Output the lines that follow exactly as they are.

◇ ◇ ◇ ◇

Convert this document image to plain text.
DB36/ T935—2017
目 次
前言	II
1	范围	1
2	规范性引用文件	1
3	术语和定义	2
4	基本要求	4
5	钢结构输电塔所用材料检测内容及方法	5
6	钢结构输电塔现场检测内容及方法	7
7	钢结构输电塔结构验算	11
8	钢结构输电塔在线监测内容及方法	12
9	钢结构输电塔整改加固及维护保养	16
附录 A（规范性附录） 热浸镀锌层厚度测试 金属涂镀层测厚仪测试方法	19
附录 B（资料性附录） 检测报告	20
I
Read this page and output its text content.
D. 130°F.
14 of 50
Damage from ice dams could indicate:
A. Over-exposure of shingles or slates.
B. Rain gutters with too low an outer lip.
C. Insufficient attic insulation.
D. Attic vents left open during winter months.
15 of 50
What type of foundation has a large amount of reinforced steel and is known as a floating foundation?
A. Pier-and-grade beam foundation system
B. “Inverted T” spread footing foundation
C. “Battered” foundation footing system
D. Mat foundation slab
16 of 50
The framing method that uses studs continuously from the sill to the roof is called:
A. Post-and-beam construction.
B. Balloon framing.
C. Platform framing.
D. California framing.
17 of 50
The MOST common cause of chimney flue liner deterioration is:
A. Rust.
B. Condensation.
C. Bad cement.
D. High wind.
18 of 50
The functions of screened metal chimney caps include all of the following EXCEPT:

◇ ◇ ◇ ◇

→ Answer for the task:
Convert this document image to plain text.
DB36/ T935—2017
目 次
前言	II
1	范围	1
2	规范性引用文件	1
3	术语和定义	2
4	基本要求	4
5	钢结构输电塔所用材料检测内容及方法	5
6	钢结构输电塔现场检测内容及方法	7
7	钢结构输电塔结构验算	11
8	钢结构输电塔在线监测内容及方法	12
9	钢结构输电塔整改加固及维护保养	16
附录 A（规范性附录） 热浸镀锌层厚度测试 金属涂镀层测厚仪测试方法	19
附录 B（资料性附录） 检测报告	20
I
Read this page and output its text content.
D. 130°F.
14 of 50
Damage from ice dams could indicate:
A. Over-exposure of shingles or slates.
B. Rain gutters with too low an outer lip.
C. Insufficient attic insulation.
D. Attic vents left open during winter months.
15 of 50
What type of foundation has a large amount of reinforced steel and is known as a floating foundation?
A. Pier-and-grade beam foundation system
B. “Inverted T” spread footing foundation
C. “Battered” foundation footing system
D. Mat foundation slab
16 of 50
The framing method that uses studs continuously from the sill to the roof is called:
A. Post-and-beam construction.
B. Balloon framing.
C. Platform framing.
D. California framing.
17 of 50
The MOST common cause of chimney flue liner deterioration is:
A. Rust.
B. Condensation.
C. Bad cement.
D. High wind.
18 of 50
The functions of screened metal chimney caps include all of the following EXCEPT:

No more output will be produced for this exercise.